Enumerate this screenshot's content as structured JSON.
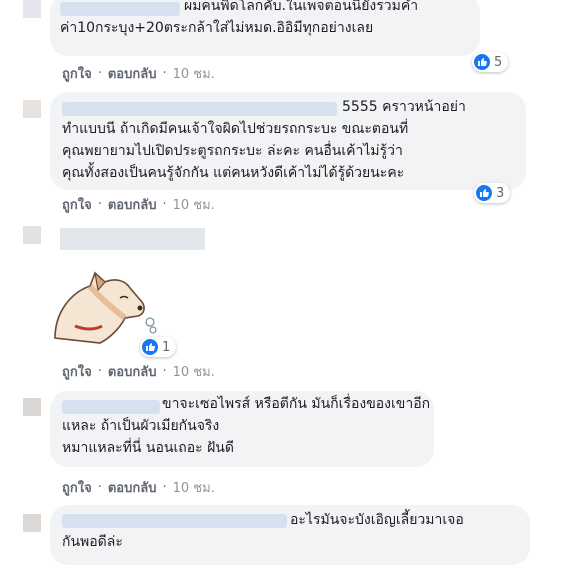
{
  "actions": {
    "like": "ถูกใจ",
    "reply": "ตอบกลับ",
    "separator": "·"
  },
  "comments": [
    {
      "lines": [
        "ผมคนพิดโลกคับ.ในเพจตอนนี้ยังรวมคำ",
        "ค่า10กระบุง+20ตระกล้าใส่ไม่หมด.อิอิมีทุกอย่างเลย"
      ],
      "reactions": "5",
      "time": "10 ชม."
    },
    {
      "lines": [
        "5555 คราวหน้าอย่า",
        "ทำแบบนี ถ้าเกิดมีคนเจ้าใจผิดไปช่วยรถกระบะ ขณะตอนที่",
        "คุณพยายามไปเปิดประตูรถกระบะ ล่ะคะ คนอื่นเค้าไม่รู้ว่า",
        "คุณทั้งสองเป็นคนรู้จักกัน แต่คนหวังดีเค้าไม่ได้รู้ด้วยนะคะ"
      ],
      "reactions": "3",
      "time": "10 ชม."
    },
    {
      "sticker": "dog-sticker",
      "reactions": "1",
      "time": "10 ชม."
    },
    {
      "lines": [
        "ขาจะเซอไพรส์ หรือตีกัน มันก็เรื่องของเขาอีก",
        "แหละ ถ้าเป็นผัวเมียกันจริง",
        "หมาแหละที่นี่ นอนเถอะ ฝันดี"
      ],
      "time": "10 ชม."
    },
    {
      "lines": [
        "อะไรมันจะบังเอิญเลี้ยวมาเจอ",
        "กันพอดีล่ะ"
      ]
    }
  ]
}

Given request —
Copy each line in the data that holds the word "reactions".

Task output —
      "reactions": "5",
      "reactions": "3",
      "reactions": "1",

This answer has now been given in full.